— start of EXERCISE INPUTS —

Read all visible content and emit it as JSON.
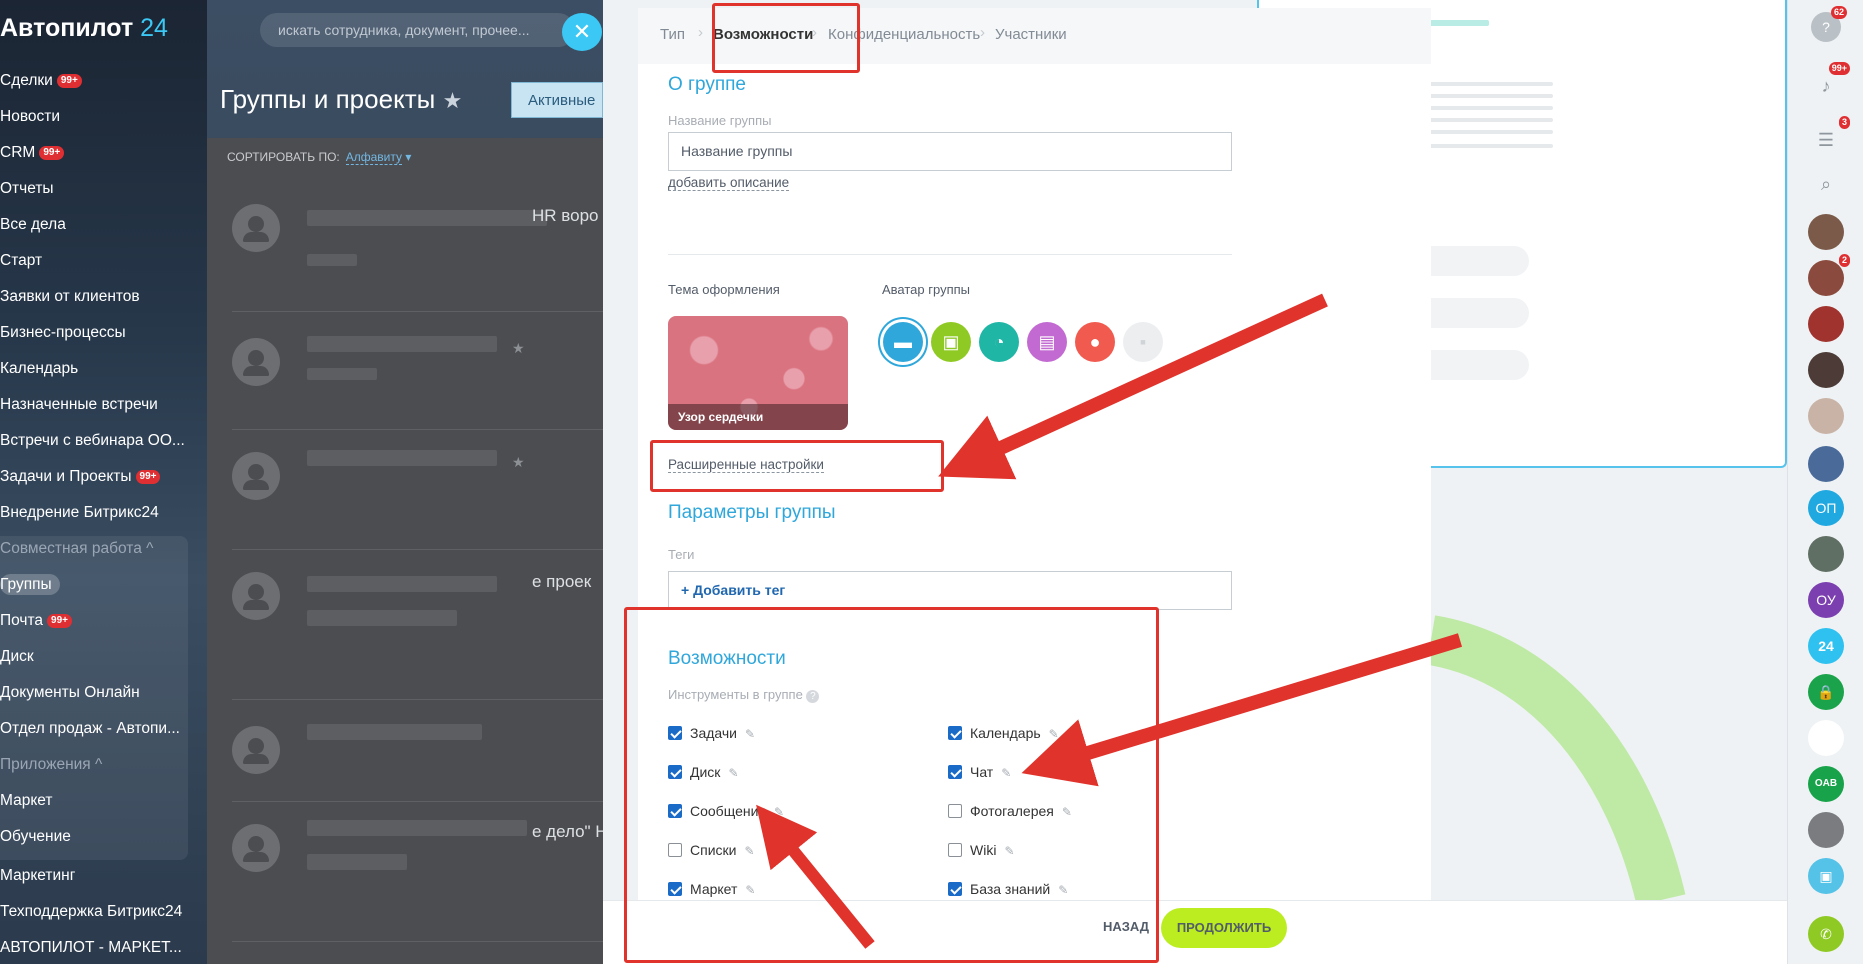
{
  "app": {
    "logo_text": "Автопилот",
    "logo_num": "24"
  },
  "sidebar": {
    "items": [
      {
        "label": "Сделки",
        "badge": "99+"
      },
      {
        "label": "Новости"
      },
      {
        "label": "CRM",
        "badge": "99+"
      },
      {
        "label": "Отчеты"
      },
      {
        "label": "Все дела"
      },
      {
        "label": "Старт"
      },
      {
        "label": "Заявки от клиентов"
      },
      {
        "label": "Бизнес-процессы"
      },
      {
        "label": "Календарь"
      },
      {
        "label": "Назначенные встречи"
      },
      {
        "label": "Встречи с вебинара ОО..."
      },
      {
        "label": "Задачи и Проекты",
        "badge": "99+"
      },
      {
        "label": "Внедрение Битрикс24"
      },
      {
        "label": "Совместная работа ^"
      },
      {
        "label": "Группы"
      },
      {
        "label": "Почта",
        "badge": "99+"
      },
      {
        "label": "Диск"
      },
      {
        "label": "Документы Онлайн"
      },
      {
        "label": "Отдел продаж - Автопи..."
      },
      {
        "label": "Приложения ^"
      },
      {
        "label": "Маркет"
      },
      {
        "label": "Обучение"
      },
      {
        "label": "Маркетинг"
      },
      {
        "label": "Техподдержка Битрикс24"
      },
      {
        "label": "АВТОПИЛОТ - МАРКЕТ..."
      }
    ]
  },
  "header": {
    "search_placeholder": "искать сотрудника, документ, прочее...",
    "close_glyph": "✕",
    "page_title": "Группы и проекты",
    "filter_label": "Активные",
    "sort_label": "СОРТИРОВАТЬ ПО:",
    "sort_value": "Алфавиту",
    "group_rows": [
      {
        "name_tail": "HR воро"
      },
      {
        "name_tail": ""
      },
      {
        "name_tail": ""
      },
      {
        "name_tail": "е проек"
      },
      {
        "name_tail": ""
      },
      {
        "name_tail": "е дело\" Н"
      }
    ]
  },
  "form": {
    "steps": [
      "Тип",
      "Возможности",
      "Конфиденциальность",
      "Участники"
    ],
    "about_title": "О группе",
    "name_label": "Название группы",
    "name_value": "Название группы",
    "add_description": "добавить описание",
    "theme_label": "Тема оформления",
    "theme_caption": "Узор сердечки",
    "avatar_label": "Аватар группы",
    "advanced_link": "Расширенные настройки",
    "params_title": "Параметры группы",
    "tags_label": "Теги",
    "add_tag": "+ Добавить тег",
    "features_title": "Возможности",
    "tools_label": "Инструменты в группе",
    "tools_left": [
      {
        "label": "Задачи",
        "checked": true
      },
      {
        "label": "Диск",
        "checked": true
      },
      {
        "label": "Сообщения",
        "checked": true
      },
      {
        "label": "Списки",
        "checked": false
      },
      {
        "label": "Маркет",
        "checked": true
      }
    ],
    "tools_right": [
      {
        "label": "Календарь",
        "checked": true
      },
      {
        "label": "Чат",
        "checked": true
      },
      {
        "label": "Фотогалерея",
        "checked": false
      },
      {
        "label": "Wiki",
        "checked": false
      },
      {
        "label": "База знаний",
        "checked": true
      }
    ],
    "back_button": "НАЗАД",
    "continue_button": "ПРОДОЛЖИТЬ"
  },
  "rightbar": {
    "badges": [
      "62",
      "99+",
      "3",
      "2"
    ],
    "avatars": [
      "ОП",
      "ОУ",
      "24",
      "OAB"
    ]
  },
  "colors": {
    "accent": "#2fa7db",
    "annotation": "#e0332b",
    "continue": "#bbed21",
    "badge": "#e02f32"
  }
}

— end of EXERCISE INPUTS —

PROBLEM:
Write out every line of the data that holds the word "Возможности".

FINISHED EXERCISE:
      "Возможности",
    "features_title": "Возможности",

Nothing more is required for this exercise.